> [Problem] Each line containing the word "Housing" must be collected.

> [Supplied material]
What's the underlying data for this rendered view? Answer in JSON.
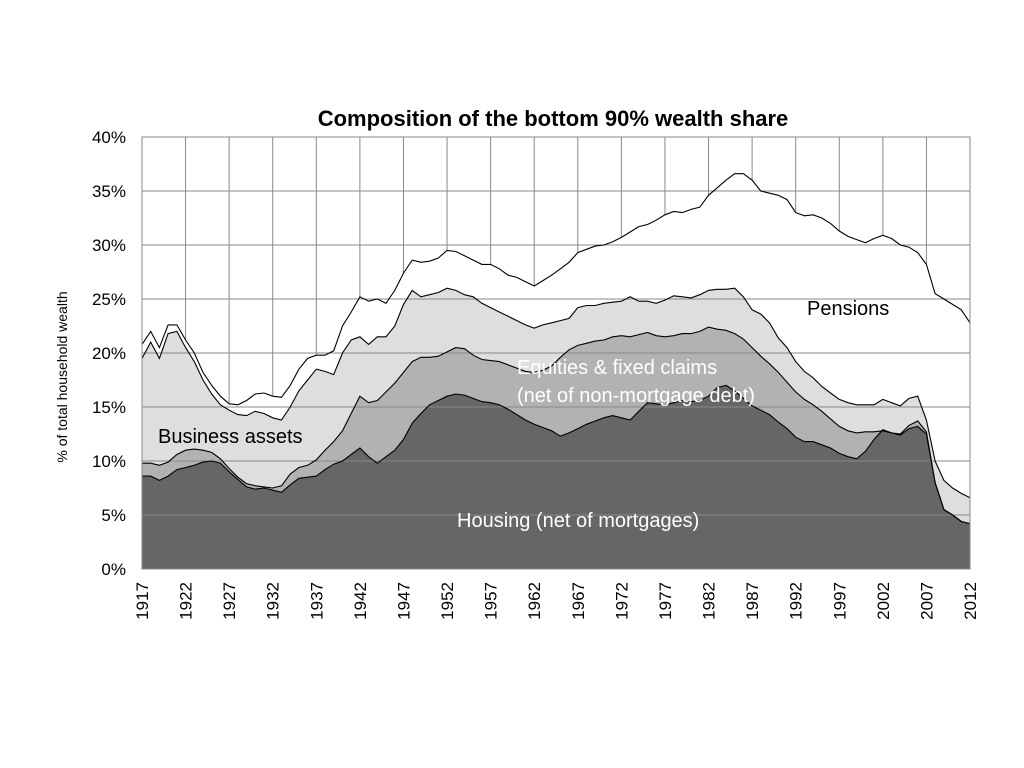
{
  "chart_data": {
    "type": "area",
    "stacked": true,
    "title": "Composition of the bottom 90% wealth share",
    "ylabel": "% of total household wealth",
    "xlabel": "",
    "ylim": [
      0,
      40
    ],
    "xlim": [
      1917,
      2012
    ],
    "grid": true,
    "y_ticks": [
      "0%",
      "5%",
      "10%",
      "15%",
      "20%",
      "25%",
      "30%",
      "35%",
      "40%"
    ],
    "x_ticks": [
      "1917",
      "1922",
      "1927",
      "1932",
      "1937",
      "1942",
      "1947",
      "1952",
      "1957",
      "1962",
      "1967",
      "1972",
      "1977",
      "1982",
      "1987",
      "1992",
      "1997",
      "2002",
      "2007",
      "2012"
    ],
    "x": [
      1917,
      1918,
      1919,
      1920,
      1921,
      1922,
      1923,
      1924,
      1925,
      1926,
      1927,
      1928,
      1929,
      1930,
      1931,
      1932,
      1933,
      1934,
      1935,
      1936,
      1937,
      1938,
      1939,
      1940,
      1941,
      1942,
      1943,
      1944,
      1945,
      1946,
      1947,
      1948,
      1949,
      1950,
      1951,
      1952,
      1953,
      1954,
      1955,
      1956,
      1957,
      1958,
      1959,
      1960,
      1961,
      1962,
      1963,
      1964,
      1965,
      1966,
      1967,
      1968,
      1969,
      1970,
      1971,
      1972,
      1973,
      1974,
      1975,
      1976,
      1977,
      1978,
      1979,
      1980,
      1981,
      1982,
      1983,
      1984,
      1985,
      1986,
      1987,
      1988,
      1989,
      1990,
      1991,
      1992,
      1993,
      1994,
      1995,
      1996,
      1997,
      1998,
      1999,
      2000,
      2001,
      2002,
      2003,
      2004,
      2005,
      2006,
      2007,
      2008,
      2009,
      2010,
      2011,
      2012
    ],
    "series": [
      {
        "name": "Housing (net of mortgages)",
        "color": "#666666",
        "cumulative": [
          8.6,
          8.6,
          8.2,
          8.6,
          9.2,
          9.4,
          9.6,
          9.9,
          10.0,
          9.8,
          9.0,
          8.3,
          7.6,
          7.4,
          7.5,
          7.3,
          7.1,
          7.8,
          8.4,
          8.5,
          8.6,
          9.2,
          9.7,
          10.0,
          10.6,
          11.2,
          10.4,
          9.8,
          10.4,
          11.0,
          12.0,
          13.5,
          14.4,
          15.2,
          15.6,
          16.0,
          16.2,
          16.1,
          15.8,
          15.5,
          15.4,
          15.2,
          14.8,
          14.3,
          13.8,
          13.4,
          13.1,
          12.8,
          12.3,
          12.6,
          13.0,
          13.4,
          13.7,
          14.0,
          14.2,
          14.0,
          13.8,
          14.6,
          15.4,
          15.3,
          15.2,
          15.4,
          15.6,
          15.5,
          15.6,
          16.0,
          16.8,
          17.0,
          16.5,
          15.8,
          15.1,
          14.7,
          14.3,
          13.6,
          13.0,
          12.2,
          11.8,
          11.8,
          11.5,
          11.2,
          10.7,
          10.4,
          10.2,
          10.9,
          12.0,
          12.9,
          12.6,
          12.4,
          13.0,
          13.2,
          12.5,
          8.0,
          5.5,
          5.0,
          4.4,
          4.2
        ]
      },
      {
        "name": "Business assets",
        "color": "#b2b2b2",
        "cumulative": [
          9.8,
          9.8,
          9.6,
          9.9,
          10.6,
          11.0,
          11.1,
          11.0,
          10.8,
          10.2,
          9.3,
          8.5,
          7.9,
          7.7,
          7.6,
          7.5,
          7.7,
          8.8,
          9.4,
          9.6,
          10.1,
          11.0,
          11.8,
          12.8,
          14.4,
          16.0,
          15.4,
          15.6,
          16.4,
          17.2,
          18.2,
          19.2,
          19.6,
          19.6,
          19.7,
          20.1,
          20.5,
          20.4,
          19.8,
          19.4,
          19.3,
          19.2,
          18.9,
          18.6,
          18.3,
          18.2,
          18.4,
          18.8,
          19.6,
          20.3,
          20.7,
          20.9,
          21.1,
          21.2,
          21.5,
          21.6,
          21.5,
          21.7,
          21.9,
          21.6,
          21.5,
          21.6,
          21.8,
          21.8,
          22.0,
          22.4,
          22.2,
          22.1,
          21.8,
          21.3,
          20.5,
          19.7,
          19.0,
          18.2,
          17.3,
          16.4,
          15.7,
          15.2,
          14.6,
          13.9,
          13.2,
          12.8,
          12.6,
          12.7,
          12.7,
          12.8,
          12.6,
          12.5,
          13.3,
          13.7,
          12.7,
          8.0,
          5.5,
          5.0,
          4.4,
          4.2
        ]
      },
      {
        "name": "Equities & fixed claims (net of non-mortgage debt)",
        "color": "#dedede",
        "cumulative": [
          19.5,
          21.0,
          19.5,
          21.8,
          22.0,
          20.5,
          19.2,
          17.5,
          16.2,
          15.2,
          14.7,
          14.3,
          14.2,
          14.6,
          14.4,
          14.0,
          13.8,
          15.0,
          16.5,
          17.5,
          18.5,
          18.3,
          18.0,
          20.0,
          21.2,
          21.5,
          20.8,
          21.5,
          21.5,
          22.5,
          24.5,
          25.8,
          25.2,
          25.4,
          25.6,
          26.0,
          25.8,
          25.4,
          25.2,
          24.6,
          24.2,
          23.8,
          23.4,
          23.0,
          22.6,
          22.3,
          22.6,
          22.8,
          23.0,
          23.2,
          24.2,
          24.4,
          24.4,
          24.6,
          24.7,
          24.8,
          25.2,
          24.8,
          24.8,
          24.6,
          24.9,
          25.3,
          25.2,
          25.1,
          25.4,
          25.8,
          25.9,
          25.9,
          26.0,
          25.2,
          24.0,
          23.6,
          22.8,
          21.4,
          20.5,
          19.2,
          18.3,
          17.7,
          16.9,
          16.3,
          15.7,
          15.4,
          15.2,
          15.2,
          15.2,
          15.7,
          15.4,
          15.1,
          15.8,
          16.0,
          13.8,
          10.0,
          8.2,
          7.5,
          7.0,
          6.6
        ]
      },
      {
        "name": "Pensions",
        "color": "#ffffff",
        "cumulative": [
          20.8,
          22.0,
          20.5,
          22.6,
          22.6,
          21.2,
          20.0,
          18.2,
          17.0,
          16.0,
          15.3,
          15.2,
          15.6,
          16.2,
          16.3,
          16.0,
          15.9,
          17.0,
          18.5,
          19.5,
          19.8,
          19.8,
          20.2,
          22.5,
          23.8,
          25.2,
          24.8,
          25.0,
          24.6,
          25.8,
          27.4,
          28.6,
          28.4,
          28.5,
          28.8,
          29.5,
          29.4,
          29.0,
          28.6,
          28.2,
          28.2,
          27.8,
          27.2,
          27.0,
          26.6,
          26.2,
          26.7,
          27.2,
          27.8,
          28.4,
          29.3,
          29.6,
          29.9,
          30.0,
          30.3,
          30.7,
          31.2,
          31.7,
          31.9,
          32.3,
          32.8,
          33.1,
          33.0,
          33.3,
          33.5,
          34.6,
          35.3,
          36.0,
          36.6,
          36.6,
          36.0,
          35.0,
          34.8,
          34.6,
          34.2,
          33.0,
          32.7,
          32.8,
          32.5,
          32.0,
          31.3,
          30.8,
          30.5,
          30.2,
          30.6,
          30.9,
          30.6,
          30.0,
          29.8,
          29.3,
          28.2,
          25.5,
          25.0,
          24.5,
          24.0,
          22.8
        ]
      }
    ],
    "annotations": [
      {
        "text": "Business assets",
        "color": "#000000"
      },
      {
        "text": "Equities & fixed claims",
        "color": "#ffffff"
      },
      {
        "text": "(net of non-mortgage debt)",
        "color": "#ffffff"
      },
      {
        "text": "Housing (net of mortgages)",
        "color": "#ffffff"
      },
      {
        "text": "Pensions",
        "color": "#000000"
      }
    ]
  }
}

> [Solution to this task]
        "name": "Housing (net of mortgages)",
        "text": "Housing (net of mortgages)",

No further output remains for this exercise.